**Stated exercise**
List the lines of this listing that hold the word "title".

**Records shown**
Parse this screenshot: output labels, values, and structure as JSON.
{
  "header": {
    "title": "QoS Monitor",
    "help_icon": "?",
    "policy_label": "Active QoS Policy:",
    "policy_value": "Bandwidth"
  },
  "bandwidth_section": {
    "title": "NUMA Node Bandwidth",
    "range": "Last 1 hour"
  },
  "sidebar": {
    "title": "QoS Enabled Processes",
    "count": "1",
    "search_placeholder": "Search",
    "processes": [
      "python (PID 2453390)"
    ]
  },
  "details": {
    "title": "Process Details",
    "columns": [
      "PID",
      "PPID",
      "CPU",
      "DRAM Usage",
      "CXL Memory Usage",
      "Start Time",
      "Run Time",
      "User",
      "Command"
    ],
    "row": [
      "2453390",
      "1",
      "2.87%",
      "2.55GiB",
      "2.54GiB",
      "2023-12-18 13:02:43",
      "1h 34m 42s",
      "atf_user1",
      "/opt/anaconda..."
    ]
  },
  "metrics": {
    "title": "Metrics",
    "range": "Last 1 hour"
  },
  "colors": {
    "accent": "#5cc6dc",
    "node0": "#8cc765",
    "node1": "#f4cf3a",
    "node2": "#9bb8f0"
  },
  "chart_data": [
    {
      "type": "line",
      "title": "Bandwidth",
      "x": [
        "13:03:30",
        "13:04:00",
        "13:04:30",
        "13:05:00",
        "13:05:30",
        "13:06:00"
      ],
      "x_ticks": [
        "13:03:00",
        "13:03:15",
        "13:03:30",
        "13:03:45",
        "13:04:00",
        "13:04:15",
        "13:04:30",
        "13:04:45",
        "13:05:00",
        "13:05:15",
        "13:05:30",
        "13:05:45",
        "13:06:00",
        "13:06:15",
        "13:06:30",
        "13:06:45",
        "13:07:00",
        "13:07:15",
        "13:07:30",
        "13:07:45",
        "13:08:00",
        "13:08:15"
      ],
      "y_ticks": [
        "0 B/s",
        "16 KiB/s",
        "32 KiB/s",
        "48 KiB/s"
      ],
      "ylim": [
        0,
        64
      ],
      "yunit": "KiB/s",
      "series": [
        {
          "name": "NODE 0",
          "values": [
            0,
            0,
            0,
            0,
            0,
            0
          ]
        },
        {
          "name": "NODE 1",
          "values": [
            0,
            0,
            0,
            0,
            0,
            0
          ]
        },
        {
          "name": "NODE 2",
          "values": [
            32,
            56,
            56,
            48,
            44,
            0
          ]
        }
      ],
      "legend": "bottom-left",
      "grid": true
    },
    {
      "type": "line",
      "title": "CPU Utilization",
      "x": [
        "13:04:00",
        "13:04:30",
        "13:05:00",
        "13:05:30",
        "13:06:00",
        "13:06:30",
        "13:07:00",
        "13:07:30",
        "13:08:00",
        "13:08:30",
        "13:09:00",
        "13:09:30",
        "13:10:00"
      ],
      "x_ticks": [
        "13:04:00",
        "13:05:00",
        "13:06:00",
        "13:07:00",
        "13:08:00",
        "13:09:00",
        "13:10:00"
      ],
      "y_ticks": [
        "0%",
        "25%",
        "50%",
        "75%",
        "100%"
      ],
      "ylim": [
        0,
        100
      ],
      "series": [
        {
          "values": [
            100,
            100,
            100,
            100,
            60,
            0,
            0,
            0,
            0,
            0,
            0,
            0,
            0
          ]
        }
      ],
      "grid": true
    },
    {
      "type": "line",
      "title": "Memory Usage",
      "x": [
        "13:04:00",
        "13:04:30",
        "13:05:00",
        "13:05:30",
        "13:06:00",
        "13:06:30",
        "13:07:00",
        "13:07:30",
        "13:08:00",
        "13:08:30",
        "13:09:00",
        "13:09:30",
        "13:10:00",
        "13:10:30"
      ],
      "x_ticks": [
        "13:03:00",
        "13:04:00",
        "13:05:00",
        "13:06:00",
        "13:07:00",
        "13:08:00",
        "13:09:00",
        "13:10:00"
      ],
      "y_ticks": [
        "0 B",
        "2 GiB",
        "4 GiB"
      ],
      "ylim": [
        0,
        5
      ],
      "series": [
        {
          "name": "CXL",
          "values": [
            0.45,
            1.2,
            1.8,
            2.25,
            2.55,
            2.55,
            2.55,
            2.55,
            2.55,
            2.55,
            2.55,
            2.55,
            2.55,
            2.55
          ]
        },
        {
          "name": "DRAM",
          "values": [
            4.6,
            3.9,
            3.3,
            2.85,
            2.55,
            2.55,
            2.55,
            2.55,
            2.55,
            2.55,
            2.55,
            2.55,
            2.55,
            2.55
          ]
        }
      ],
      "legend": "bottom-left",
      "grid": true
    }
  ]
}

**Result of the exercise**
    "title": "QoS Monitor",
    "title": "NUMA Node Bandwidth",
    "title": "QoS Enabled Processes",
    "title": "Process Details",
    "title": "Metrics",
      "title": "Bandwidth",
      "title": "CPU Utilization",
      "title": "Memory Usage",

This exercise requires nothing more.